::: Material supplied :::

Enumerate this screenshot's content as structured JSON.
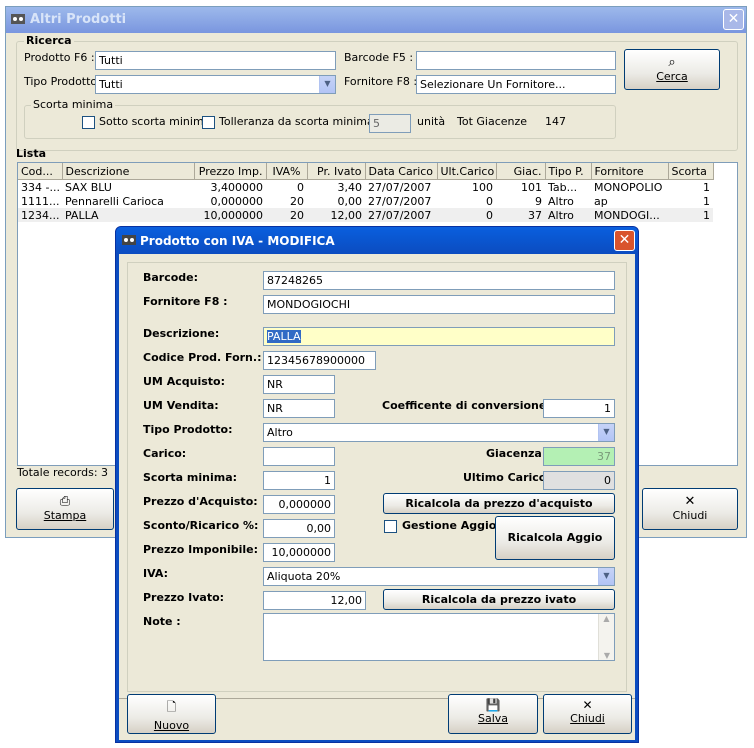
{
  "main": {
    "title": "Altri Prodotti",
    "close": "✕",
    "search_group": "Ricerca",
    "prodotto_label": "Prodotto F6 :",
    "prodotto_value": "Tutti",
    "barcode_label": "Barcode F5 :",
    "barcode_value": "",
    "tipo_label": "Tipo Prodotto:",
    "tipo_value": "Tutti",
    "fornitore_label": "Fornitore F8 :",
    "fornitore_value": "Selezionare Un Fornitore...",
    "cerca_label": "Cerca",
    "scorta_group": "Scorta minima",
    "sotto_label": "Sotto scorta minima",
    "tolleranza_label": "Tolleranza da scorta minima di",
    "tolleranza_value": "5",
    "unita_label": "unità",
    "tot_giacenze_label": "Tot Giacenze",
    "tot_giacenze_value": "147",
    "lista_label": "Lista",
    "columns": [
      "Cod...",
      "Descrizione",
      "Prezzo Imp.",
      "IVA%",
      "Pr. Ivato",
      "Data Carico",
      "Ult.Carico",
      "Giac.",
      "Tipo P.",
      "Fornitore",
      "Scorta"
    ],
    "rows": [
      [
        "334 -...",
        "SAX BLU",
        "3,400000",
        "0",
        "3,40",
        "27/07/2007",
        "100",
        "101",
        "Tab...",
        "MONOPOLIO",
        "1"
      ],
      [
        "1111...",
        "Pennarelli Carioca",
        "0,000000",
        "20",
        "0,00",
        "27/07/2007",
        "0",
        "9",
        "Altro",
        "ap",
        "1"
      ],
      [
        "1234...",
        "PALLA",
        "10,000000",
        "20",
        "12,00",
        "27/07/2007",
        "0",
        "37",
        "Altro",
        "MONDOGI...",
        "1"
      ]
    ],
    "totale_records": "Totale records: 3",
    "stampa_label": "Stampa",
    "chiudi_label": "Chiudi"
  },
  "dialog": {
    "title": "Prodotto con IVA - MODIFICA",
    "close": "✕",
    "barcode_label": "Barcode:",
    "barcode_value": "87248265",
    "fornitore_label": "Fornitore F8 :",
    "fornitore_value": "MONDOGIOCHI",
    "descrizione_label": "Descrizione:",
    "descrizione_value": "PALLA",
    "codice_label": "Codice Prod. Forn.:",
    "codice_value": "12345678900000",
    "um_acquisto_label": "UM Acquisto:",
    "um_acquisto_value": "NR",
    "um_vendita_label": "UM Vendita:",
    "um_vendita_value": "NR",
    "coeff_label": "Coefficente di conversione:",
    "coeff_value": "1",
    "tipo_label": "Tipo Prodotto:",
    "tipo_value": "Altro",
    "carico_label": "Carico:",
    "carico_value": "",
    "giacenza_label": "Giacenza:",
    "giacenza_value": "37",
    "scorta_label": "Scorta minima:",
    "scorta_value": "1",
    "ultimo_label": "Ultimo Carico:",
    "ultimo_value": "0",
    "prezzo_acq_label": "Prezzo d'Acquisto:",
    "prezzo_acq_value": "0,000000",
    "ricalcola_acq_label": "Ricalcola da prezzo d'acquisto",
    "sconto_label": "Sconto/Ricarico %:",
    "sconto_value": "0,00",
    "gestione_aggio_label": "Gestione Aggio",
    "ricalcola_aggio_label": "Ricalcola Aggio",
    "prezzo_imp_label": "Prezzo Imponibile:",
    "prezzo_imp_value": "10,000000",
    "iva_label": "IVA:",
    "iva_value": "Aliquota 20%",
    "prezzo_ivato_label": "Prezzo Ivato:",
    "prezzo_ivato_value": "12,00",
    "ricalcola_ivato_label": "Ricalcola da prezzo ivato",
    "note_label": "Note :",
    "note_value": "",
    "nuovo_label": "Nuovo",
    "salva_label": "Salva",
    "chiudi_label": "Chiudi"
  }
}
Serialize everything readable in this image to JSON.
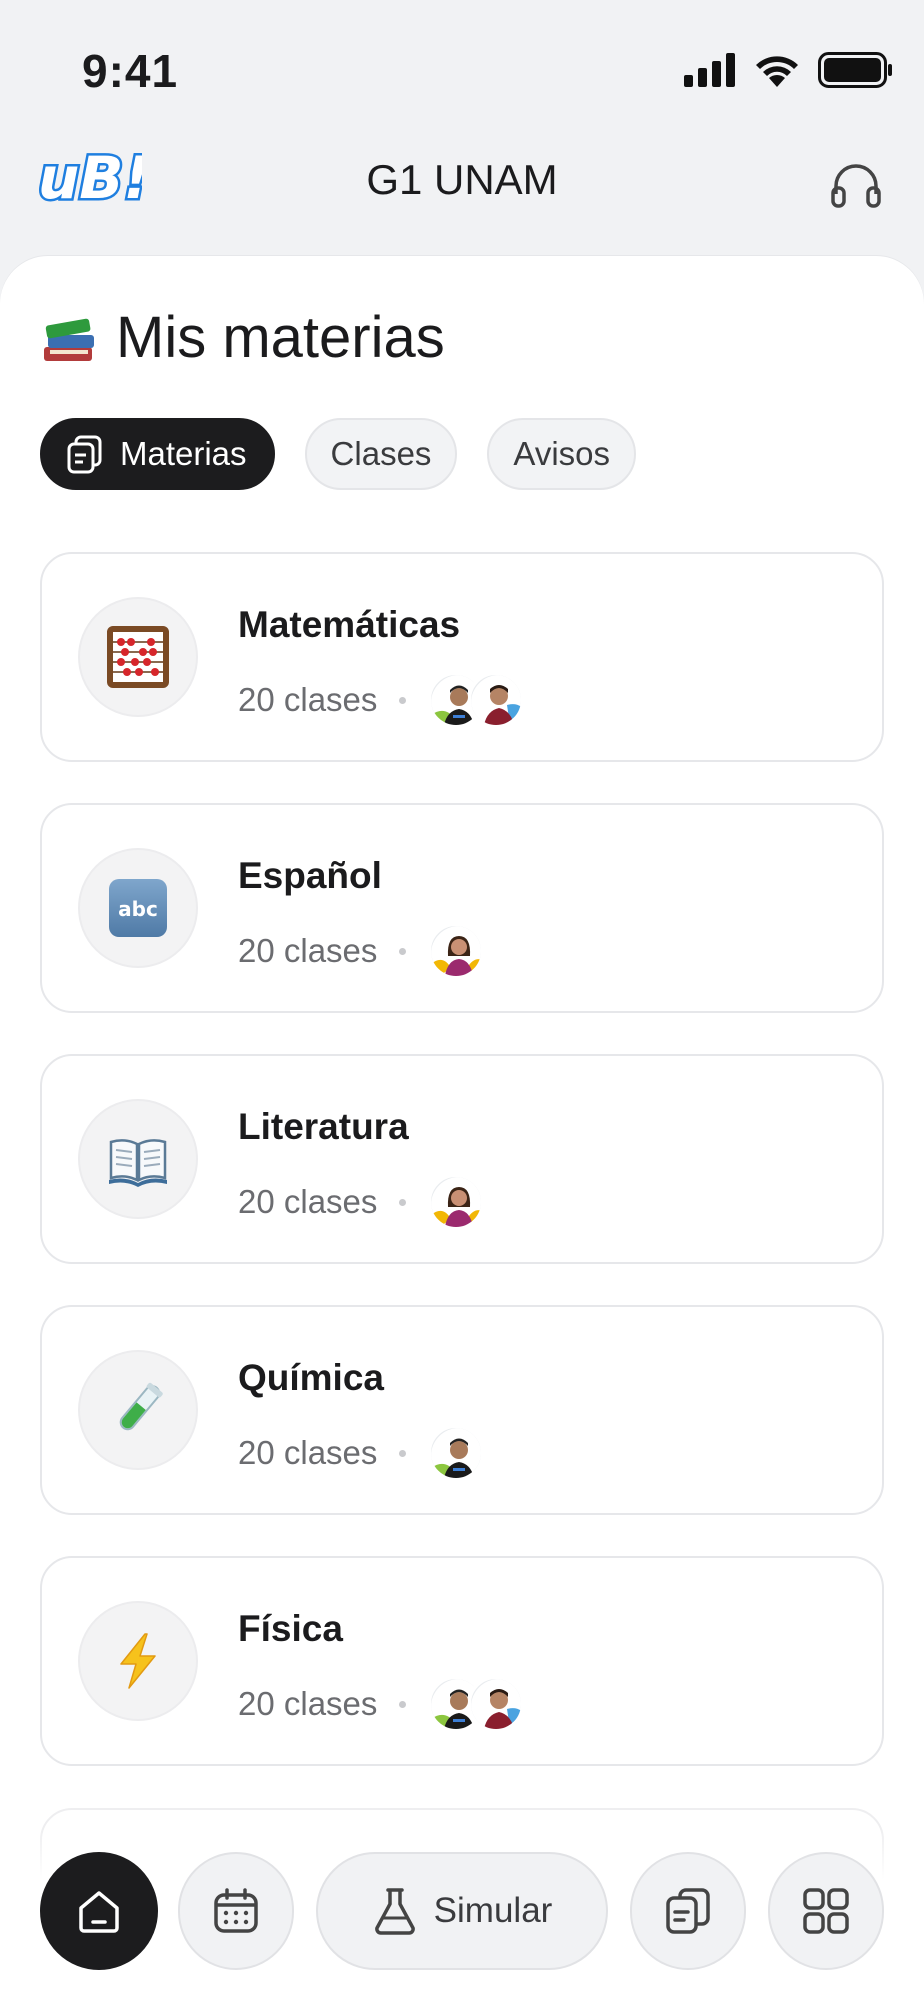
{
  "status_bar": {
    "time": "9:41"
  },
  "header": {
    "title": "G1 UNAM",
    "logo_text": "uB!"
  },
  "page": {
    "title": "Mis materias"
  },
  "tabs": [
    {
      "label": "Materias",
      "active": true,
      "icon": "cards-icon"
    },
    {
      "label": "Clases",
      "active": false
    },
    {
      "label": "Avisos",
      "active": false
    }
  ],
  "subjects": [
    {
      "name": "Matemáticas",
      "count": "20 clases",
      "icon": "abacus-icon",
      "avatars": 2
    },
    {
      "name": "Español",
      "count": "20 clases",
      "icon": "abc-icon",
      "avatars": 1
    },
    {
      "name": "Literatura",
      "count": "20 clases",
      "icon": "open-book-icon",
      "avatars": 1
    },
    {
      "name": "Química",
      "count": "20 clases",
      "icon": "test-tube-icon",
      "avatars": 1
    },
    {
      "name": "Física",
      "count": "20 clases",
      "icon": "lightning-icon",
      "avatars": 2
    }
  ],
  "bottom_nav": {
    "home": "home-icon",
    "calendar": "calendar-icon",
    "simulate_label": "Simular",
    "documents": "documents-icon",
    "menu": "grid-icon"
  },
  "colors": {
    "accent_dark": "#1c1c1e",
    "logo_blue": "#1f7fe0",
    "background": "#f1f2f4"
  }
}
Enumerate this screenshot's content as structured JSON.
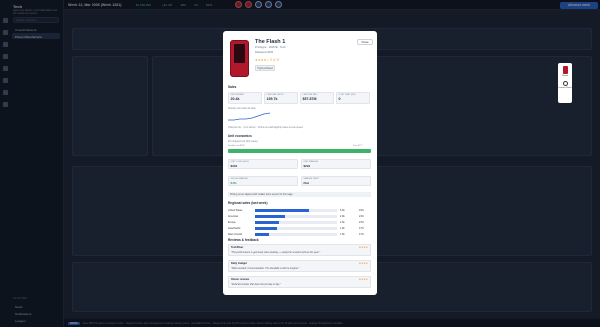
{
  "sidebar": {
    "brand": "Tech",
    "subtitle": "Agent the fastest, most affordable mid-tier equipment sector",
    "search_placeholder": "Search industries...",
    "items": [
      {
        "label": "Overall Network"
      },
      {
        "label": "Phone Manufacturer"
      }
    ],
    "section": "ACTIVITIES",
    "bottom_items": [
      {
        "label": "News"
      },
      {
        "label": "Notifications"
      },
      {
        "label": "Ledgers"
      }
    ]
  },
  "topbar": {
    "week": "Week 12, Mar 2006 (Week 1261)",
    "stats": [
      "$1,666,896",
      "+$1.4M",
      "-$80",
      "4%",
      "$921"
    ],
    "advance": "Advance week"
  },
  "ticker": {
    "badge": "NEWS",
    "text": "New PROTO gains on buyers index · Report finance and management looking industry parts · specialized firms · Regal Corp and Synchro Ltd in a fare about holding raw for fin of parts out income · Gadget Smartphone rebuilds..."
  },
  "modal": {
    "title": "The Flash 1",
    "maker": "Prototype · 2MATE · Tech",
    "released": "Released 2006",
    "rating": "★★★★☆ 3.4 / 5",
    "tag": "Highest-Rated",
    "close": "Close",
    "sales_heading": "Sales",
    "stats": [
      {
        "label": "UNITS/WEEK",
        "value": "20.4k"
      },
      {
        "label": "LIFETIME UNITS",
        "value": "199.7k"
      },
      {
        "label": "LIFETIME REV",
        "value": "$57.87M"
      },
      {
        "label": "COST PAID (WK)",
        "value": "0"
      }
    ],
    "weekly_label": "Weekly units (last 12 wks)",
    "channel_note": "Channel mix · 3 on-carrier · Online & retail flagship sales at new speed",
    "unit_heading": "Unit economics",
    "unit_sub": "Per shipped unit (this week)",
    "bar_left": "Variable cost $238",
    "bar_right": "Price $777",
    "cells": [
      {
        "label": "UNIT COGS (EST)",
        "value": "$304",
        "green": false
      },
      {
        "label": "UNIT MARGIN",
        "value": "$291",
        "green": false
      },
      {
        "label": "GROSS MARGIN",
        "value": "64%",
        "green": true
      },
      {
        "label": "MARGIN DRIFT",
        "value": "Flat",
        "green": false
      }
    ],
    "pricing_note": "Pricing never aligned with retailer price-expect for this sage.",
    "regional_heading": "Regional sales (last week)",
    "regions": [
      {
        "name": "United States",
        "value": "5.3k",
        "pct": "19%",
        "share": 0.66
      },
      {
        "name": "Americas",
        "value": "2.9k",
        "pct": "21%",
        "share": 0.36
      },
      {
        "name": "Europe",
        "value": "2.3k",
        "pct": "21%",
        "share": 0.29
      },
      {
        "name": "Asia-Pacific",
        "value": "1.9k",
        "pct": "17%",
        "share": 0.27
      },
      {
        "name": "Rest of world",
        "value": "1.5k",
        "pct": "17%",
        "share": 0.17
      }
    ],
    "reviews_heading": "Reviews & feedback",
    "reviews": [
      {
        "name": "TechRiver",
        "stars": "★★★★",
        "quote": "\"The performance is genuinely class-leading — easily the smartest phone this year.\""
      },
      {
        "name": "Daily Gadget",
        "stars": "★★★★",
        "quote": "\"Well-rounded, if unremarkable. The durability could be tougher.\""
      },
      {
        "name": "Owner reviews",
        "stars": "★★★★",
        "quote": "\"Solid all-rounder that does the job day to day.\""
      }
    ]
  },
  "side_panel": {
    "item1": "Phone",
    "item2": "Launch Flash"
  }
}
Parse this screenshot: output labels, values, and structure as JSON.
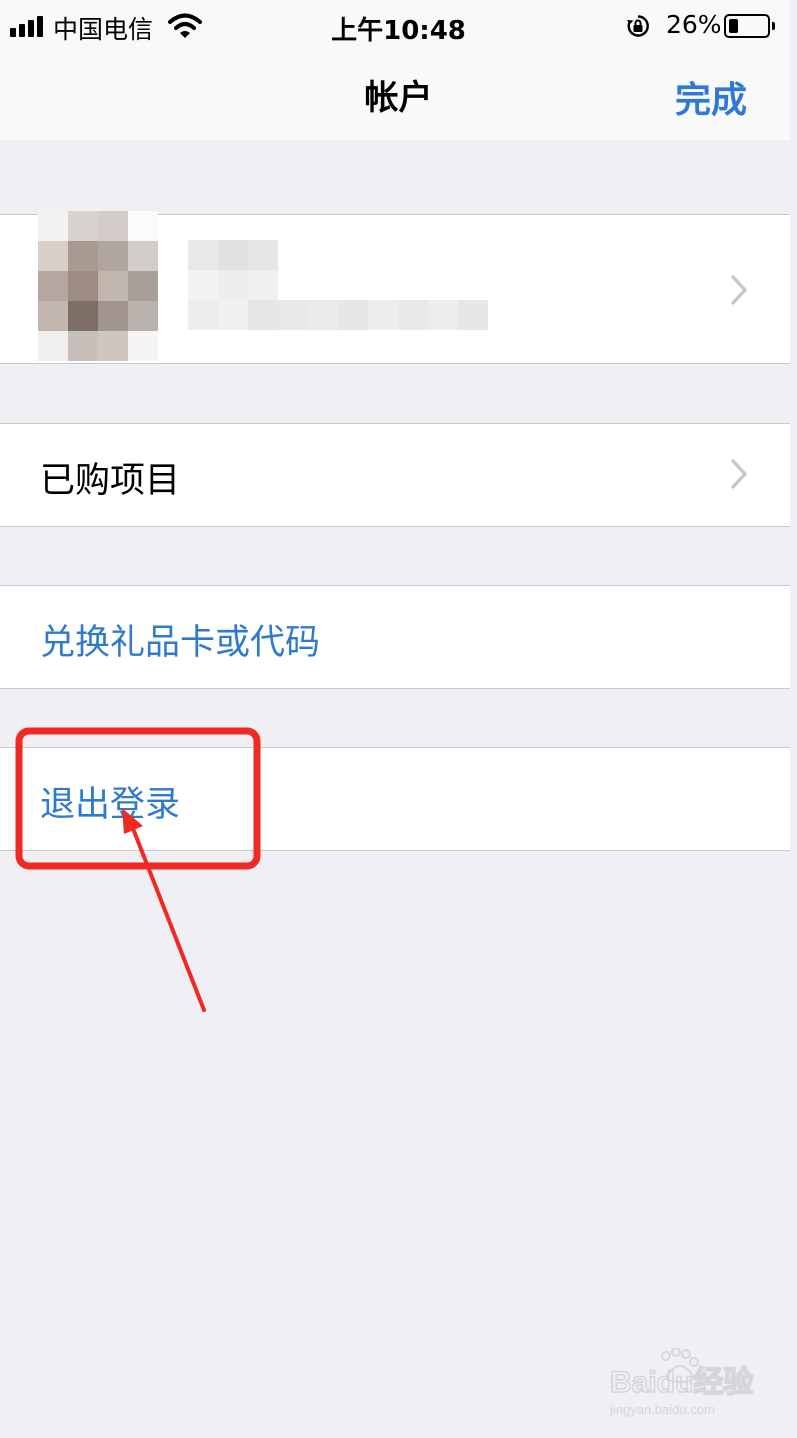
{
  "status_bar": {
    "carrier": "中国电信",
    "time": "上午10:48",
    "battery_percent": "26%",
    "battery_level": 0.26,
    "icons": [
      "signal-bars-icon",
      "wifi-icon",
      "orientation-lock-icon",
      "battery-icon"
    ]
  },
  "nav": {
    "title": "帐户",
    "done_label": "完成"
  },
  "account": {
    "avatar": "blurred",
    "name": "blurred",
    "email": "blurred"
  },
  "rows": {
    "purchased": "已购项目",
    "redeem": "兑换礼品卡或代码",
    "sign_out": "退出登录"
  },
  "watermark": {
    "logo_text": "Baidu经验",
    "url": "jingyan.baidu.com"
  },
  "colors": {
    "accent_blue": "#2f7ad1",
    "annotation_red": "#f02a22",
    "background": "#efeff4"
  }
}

:::

◆ Task goal: Show the lines of the material that contain the word "share".

◆ The output:
        "share": 0.66
        "share": 0.36
        "share": 0.29
        "share": 0.27
        "share": 0.17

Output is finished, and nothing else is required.